- _Aim of the exercise_:
Every line from the one with "Read all visible content and emit it as JSON." through the final line must be written out exactly, and no other line; omit the pictures.

- _Given records_:
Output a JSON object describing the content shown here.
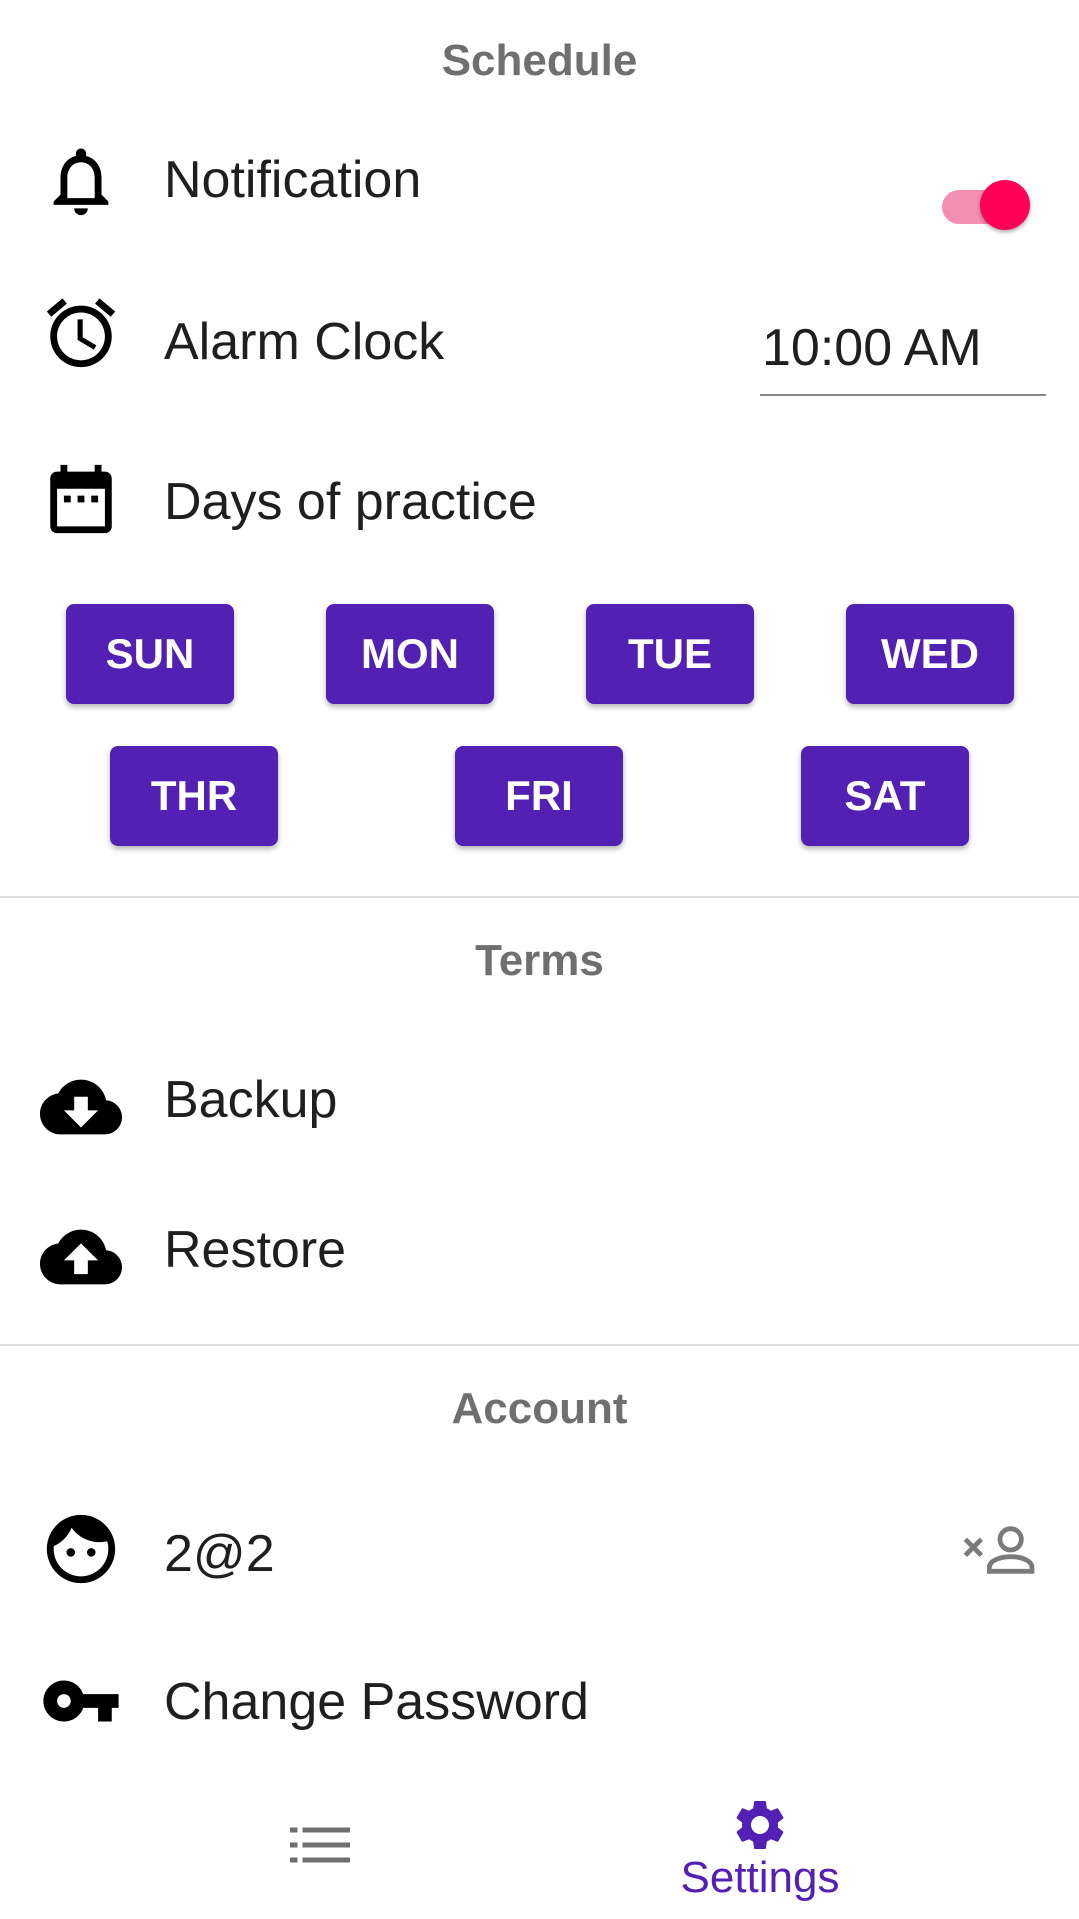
{
  "schedule": {
    "title": "Schedule",
    "notification_label": "Notification",
    "notification_on": true,
    "alarm_label": "Alarm Clock",
    "alarm_time": "10:00 AM",
    "days_label": "Days of practice",
    "days": [
      "SUN",
      "MON",
      "TUE",
      "WED",
      "THR",
      "FRI",
      "SAT"
    ]
  },
  "terms": {
    "title": "Terms",
    "backup_label": "Backup",
    "restore_label": "Restore"
  },
  "account": {
    "title": "Account",
    "user_label": "2@2",
    "change_password_label": "Change Password"
  },
  "bottom_nav": {
    "settings_label": "Settings"
  },
  "colors": {
    "accent": "#5320B4",
    "toggle_thumb": "#FF0057",
    "toggle_track": "#F48FB1"
  },
  "icons": {
    "notification": "bell-icon",
    "alarm": "alarm-clock-icon",
    "days": "calendar-icon",
    "backup": "cloud-download-icon",
    "restore": "cloud-upload-icon",
    "user": "face-icon",
    "remove_user": "remove-user-icon",
    "change_password": "key-icon",
    "nav_list": "list-icon",
    "nav_settings": "gear-icon"
  }
}
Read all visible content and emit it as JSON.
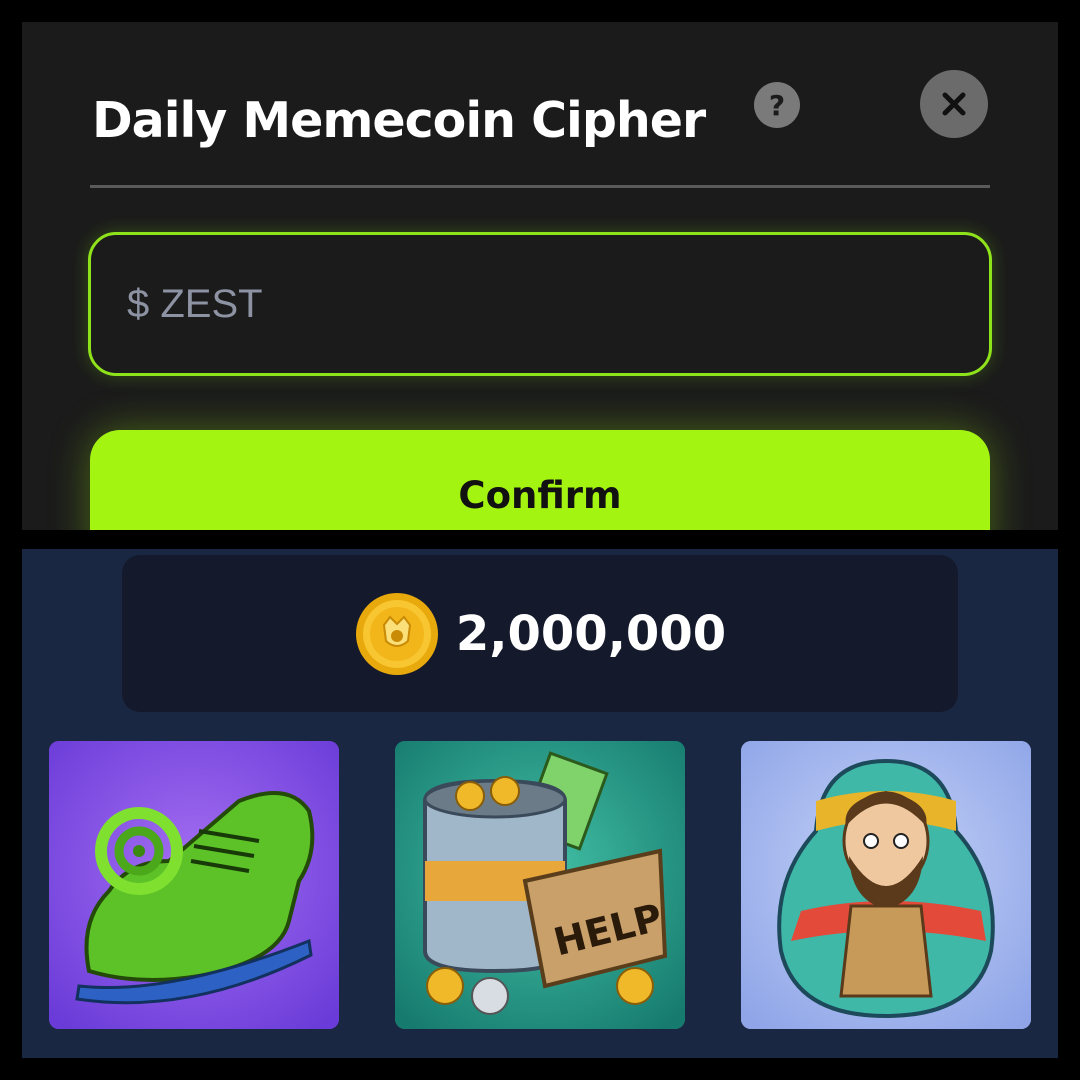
{
  "modal": {
    "title": "Daily Memecoin Cipher",
    "help_icon": "question-mark-icon",
    "close_icon": "close-icon",
    "input": {
      "value": "$ ZEST"
    },
    "confirm_label": "Confirm",
    "accent_color": "#a3f411"
  },
  "balance": {
    "coin_icon": "gold-coin-icon",
    "amount": "2,000,000"
  },
  "cards": [
    {
      "icon": "curled-green-shoe"
    },
    {
      "icon": "tin-can-with-coins-and-help-sign"
    },
    {
      "icon": "bearded-man-nesting-doll"
    }
  ],
  "card_texts": {
    "help_sign": "HELP"
  }
}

- _Solution to the exercise_:
Read all visible content and emit it as JSON.
{
  "modal": {
    "title": "Daily Memecoin Cipher",
    "help_icon": "question-mark-icon",
    "close_icon": "close-icon",
    "input": {
      "value": "$ ZEST"
    },
    "confirm_label": "Confirm",
    "accent_color": "#a3f411"
  },
  "balance": {
    "coin_icon": "gold-coin-icon",
    "amount": "2,000,000"
  },
  "cards": [
    {
      "icon": "curled-green-shoe"
    },
    {
      "icon": "tin-can-with-coins-and-help-sign"
    },
    {
      "icon": "bearded-man-nesting-doll"
    }
  ],
  "card_texts": {
    "help_sign": "HELP"
  }
}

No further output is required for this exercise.